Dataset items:
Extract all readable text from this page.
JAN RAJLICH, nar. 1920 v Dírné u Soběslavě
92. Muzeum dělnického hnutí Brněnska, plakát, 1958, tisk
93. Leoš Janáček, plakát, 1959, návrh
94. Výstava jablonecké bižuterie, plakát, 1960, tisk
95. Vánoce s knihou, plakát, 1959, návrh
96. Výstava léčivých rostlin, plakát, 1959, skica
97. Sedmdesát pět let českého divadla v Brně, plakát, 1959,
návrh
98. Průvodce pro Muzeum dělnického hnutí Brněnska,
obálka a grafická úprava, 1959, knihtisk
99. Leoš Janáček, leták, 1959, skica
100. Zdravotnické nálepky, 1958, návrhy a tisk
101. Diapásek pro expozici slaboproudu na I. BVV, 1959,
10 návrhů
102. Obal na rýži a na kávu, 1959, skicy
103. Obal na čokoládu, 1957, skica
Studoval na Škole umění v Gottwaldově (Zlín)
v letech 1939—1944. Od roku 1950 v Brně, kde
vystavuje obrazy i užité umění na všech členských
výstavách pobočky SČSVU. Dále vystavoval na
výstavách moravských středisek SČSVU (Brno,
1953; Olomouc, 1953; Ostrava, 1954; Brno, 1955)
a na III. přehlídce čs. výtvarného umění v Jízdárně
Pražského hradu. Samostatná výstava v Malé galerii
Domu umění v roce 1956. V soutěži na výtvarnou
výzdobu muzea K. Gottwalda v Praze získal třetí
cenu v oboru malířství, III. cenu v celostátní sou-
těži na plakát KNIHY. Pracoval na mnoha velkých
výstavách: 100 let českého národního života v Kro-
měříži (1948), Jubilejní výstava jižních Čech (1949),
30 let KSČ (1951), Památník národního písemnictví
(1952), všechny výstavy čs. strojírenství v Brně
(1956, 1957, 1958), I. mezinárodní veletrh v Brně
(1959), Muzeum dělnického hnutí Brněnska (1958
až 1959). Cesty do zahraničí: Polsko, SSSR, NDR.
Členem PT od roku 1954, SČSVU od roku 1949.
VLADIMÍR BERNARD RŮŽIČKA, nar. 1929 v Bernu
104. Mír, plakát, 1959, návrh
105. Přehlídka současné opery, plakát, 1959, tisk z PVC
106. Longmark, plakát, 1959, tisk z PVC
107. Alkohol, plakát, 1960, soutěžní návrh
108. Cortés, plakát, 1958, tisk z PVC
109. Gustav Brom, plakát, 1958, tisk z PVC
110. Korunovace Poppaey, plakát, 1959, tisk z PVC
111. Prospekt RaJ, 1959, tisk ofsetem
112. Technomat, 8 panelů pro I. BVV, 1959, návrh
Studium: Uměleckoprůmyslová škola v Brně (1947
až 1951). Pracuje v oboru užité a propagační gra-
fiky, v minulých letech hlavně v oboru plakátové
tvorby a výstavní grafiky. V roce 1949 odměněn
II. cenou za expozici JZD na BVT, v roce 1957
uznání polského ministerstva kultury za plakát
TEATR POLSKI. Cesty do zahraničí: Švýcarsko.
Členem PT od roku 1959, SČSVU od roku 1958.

TO DO:
Quote all the records. Keep every word exact.

FINAL RESULT:
Extract all readable text from this page.
JAN RAJLICH, nar. 1920 v Dírné u Soběslavě
92. Muzeum dělnického hnutí Brněnska, plakát, 1958, tisk
93. Leoš Janáček, plakát, 1959, návrh
94. Výstava jablonecké bižuterie, plakát, 1960, tisk
95. Vánoce s knihou, plakát, 1959, návrh
96. Výstava léčivých rostlin, plakát, 1959, skica
97. Sedmdesát pět let českého divadla v Brně, plakát, 1959,
návrh
98. Průvodce pro Muzeum dělnického hnutí Brněnska,
obálka a grafická úprava, 1959, knihtisk
99. Leoš Janáček, leták, 1959, skica
100. Zdravotnické nálepky, 1958, návrhy a tisk
101. Diapásek pro expozici slaboproudu na I. BVV, 1959,
10 návrhů
102. Obal na rýži a na kávu, 1959, skicy
103. Obal na čokoládu, 1957, skica
Studoval na Škole umění v Gottwaldově (Zlín)
v letech 1939—1944. Od roku 1950 v Brně, kde
vystavuje obrazy i užité umění na všech členských
výstavách pobočky SČSVU. Dále vystavoval na
výstavách moravských středisek SČSVU (Brno,
1953; Olomouc, 1953; Ostrava, 1954; Brno, 1955)
a na III. přehlídce čs. výtvarného umění v Jízdárně
Pražského hradu. Samostatná výstava v Malé galerii
Domu umění v roce 1956. V soutěži na výtvarnou
výzdobu muzea K. Gottwalda v Praze získal třetí
cenu v oboru malířství, III. cenu v celostátní sou-
těži na plakát KNIHY. Pracoval na mnoha velkých
výstavách: 100 let českého národního života v Kro-
měříži (1948), Jubilejní výstava jižních Čech (1949),
30 let KSČ (1951), Památník národního písemnictví
(1952), všechny výstavy čs. strojírenství v Brně
(1956, 1957, 1958), I. mezinárodní veletrh v Brně
(1959), Muzeum dělnického hnutí Brněnska (1958
až 1959). Cesty do zahraničí: Polsko, SSSR, NDR.
Členem PT od roku 1954, SČSVU od roku 1949.
VLADIMÍR BERNARD RŮŽIČKA, nar. 1929 v Bernu
104. Mír, plakát, 1959, návrh
105. Přehlídka současné opery, plakát, 1959, tisk z PVC
106. Longmark, plakát, 1959, tisk z PVC
107. Alkohol, plakát, 1960, soutěžní návrh
108. Cortés, plakát, 1958, tisk z PVC
109. Gustav Brom, plakát, 1958, tisk z PVC
110. Korunovace Poppaey, plakát, 1959, tisk z PVC
111. Prospekt RaJ, 1959, tisk ofsetem
112. Technomat, 8 panelů pro I. BVV, 1959, návrh
Studium: Uměleckoprůmyslová škola v Brně (1947
až 1951). Pracuje v oboru užité a propagační gra-
fiky, v minulých letech hlavně v oboru plakátové
tvorby a výstavní grafiky. V roce 1949 odměněn
II. cenou za expozici JZD na BVT, v roce 1957
uznání polského ministerstva kultury za plakát
TEATR POLSKI. Cesty do zahraničí: Švýcarsko.
Členem PT od roku 1959, SČSVU od roku 1958.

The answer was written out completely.